Data items:
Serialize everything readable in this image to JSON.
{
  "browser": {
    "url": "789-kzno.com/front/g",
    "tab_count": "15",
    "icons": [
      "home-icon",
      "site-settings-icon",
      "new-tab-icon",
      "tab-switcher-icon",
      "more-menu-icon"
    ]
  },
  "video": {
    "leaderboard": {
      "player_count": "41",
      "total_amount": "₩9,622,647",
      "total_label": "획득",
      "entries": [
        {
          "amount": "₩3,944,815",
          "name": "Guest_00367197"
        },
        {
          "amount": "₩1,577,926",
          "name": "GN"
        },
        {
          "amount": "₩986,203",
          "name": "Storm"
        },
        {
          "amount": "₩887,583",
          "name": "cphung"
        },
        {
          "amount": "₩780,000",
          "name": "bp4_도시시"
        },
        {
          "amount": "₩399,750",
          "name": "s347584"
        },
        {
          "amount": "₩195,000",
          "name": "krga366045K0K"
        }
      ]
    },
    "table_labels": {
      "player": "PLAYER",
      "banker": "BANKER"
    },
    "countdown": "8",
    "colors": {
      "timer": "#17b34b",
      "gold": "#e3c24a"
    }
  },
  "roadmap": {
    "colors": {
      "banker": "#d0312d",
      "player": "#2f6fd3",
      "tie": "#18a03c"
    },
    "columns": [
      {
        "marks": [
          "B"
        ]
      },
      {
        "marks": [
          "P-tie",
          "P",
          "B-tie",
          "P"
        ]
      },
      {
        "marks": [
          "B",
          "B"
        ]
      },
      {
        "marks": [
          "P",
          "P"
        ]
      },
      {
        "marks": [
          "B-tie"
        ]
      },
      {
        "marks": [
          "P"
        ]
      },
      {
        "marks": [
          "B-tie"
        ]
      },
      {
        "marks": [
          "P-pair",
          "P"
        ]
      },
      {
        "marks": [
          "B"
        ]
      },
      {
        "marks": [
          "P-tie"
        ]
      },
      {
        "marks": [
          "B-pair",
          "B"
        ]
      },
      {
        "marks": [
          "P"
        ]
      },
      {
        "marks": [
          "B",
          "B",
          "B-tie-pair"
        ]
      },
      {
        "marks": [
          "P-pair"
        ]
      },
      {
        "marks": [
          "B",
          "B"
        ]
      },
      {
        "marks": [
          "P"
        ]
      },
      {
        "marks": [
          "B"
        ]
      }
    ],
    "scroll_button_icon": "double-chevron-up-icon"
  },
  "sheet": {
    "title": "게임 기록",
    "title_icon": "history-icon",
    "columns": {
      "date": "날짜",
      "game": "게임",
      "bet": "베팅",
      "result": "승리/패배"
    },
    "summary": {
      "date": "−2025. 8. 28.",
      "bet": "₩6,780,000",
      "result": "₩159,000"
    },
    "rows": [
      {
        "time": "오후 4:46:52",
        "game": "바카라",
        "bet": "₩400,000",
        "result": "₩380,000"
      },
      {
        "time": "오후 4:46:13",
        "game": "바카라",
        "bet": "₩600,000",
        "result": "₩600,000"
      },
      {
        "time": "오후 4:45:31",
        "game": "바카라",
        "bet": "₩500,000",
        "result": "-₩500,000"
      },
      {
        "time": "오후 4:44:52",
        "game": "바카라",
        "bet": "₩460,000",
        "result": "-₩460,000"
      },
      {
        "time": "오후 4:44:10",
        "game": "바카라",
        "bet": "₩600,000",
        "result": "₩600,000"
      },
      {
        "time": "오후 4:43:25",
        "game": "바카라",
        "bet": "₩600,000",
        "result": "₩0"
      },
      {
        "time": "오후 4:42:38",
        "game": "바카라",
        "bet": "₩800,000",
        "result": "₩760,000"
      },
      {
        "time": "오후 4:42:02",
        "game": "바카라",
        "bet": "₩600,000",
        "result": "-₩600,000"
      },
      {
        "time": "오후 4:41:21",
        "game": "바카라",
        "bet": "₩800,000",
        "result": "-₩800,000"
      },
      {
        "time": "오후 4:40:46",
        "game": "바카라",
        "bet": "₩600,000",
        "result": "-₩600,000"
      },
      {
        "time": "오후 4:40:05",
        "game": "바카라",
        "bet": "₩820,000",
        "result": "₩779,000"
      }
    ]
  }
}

- WORK TO DO
Copy all of the data exactly.

- SOLUTION TO THE EXERCISE
Serialize everything readable in this image to JSON.
{
  "browser": {
    "url": "789-kzno.com/front/g",
    "tab_count": "15",
    "icons": [
      "home-icon",
      "site-settings-icon",
      "new-tab-icon",
      "tab-switcher-icon",
      "more-menu-icon"
    ]
  },
  "video": {
    "leaderboard": {
      "player_count": "41",
      "total_amount": "₩9,622,647",
      "total_label": "획득",
      "entries": [
        {
          "amount": "₩3,944,815",
          "name": "Guest_00367197"
        },
        {
          "amount": "₩1,577,926",
          "name": "GN"
        },
        {
          "amount": "₩986,203",
          "name": "Storm"
        },
        {
          "amount": "₩887,583",
          "name": "cphung"
        },
        {
          "amount": "₩780,000",
          "name": "bp4_도시시"
        },
        {
          "amount": "₩399,750",
          "name": "s347584"
        },
        {
          "amount": "₩195,000",
          "name": "krga366045K0K"
        }
      ]
    },
    "table_labels": {
      "player": "PLAYER",
      "banker": "BANKER"
    },
    "countdown": "8",
    "colors": {
      "timer": "#17b34b",
      "gold": "#e3c24a"
    }
  },
  "roadmap": {
    "colors": {
      "banker": "#d0312d",
      "player": "#2f6fd3",
      "tie": "#18a03c"
    },
    "columns": [
      {
        "marks": [
          "B"
        ]
      },
      {
        "marks": [
          "P-tie",
          "P",
          "B-tie",
          "P"
        ]
      },
      {
        "marks": [
          "B",
          "B"
        ]
      },
      {
        "marks": [
          "P",
          "P"
        ]
      },
      {
        "marks": [
          "B-tie"
        ]
      },
      {
        "marks": [
          "P"
        ]
      },
      {
        "marks": [
          "B-tie"
        ]
      },
      {
        "marks": [
          "P-pair",
          "P"
        ]
      },
      {
        "marks": [
          "B"
        ]
      },
      {
        "marks": [
          "P-tie"
        ]
      },
      {
        "marks": [
          "B-pair",
          "B"
        ]
      },
      {
        "marks": [
          "P"
        ]
      },
      {
        "marks": [
          "B",
          "B",
          "B-tie-pair"
        ]
      },
      {
        "marks": [
          "P-pair"
        ]
      },
      {
        "marks": [
          "B",
          "B"
        ]
      },
      {
        "marks": [
          "P"
        ]
      },
      {
        "marks": [
          "B"
        ]
      }
    ],
    "scroll_button_icon": "double-chevron-up-icon"
  },
  "sheet": {
    "title": "게임 기록",
    "title_icon": "history-icon",
    "columns": {
      "date": "날짜",
      "game": "게임",
      "bet": "베팅",
      "result": "승리/패배"
    },
    "summary": {
      "date": "−2025. 8. 28.",
      "bet": "₩6,780,000",
      "result": "₩159,000"
    },
    "rows": [
      {
        "time": "오후 4:46:52",
        "game": "바카라",
        "bet": "₩400,000",
        "result": "₩380,000"
      },
      {
        "time": "오후 4:46:13",
        "game": "바카라",
        "bet": "₩600,000",
        "result": "₩600,000"
      },
      {
        "time": "오후 4:45:31",
        "game": "바카라",
        "bet": "₩500,000",
        "result": "-₩500,000"
      },
      {
        "time": "오후 4:44:52",
        "game": "바카라",
        "bet": "₩460,000",
        "result": "-₩460,000"
      },
      {
        "time": "오후 4:44:10",
        "game": "바카라",
        "bet": "₩600,000",
        "result": "₩600,000"
      },
      {
        "time": "오후 4:43:25",
        "game": "바카라",
        "bet": "₩600,000",
        "result": "₩0"
      },
      {
        "time": "오후 4:42:38",
        "game": "바카라",
        "bet": "₩800,000",
        "result": "₩760,000"
      },
      {
        "time": "오후 4:42:02",
        "game": "바카라",
        "bet": "₩600,000",
        "result": "-₩600,000"
      },
      {
        "time": "오후 4:41:21",
        "game": "바카라",
        "bet": "₩800,000",
        "result": "-₩800,000"
      },
      {
        "time": "오후 4:40:46",
        "game": "바카라",
        "bet": "₩600,000",
        "result": "-₩600,000"
      },
      {
        "time": "오후 4:40:05",
        "game": "바카라",
        "bet": "₩820,000",
        "result": "₩779,000"
      }
    ]
  }
}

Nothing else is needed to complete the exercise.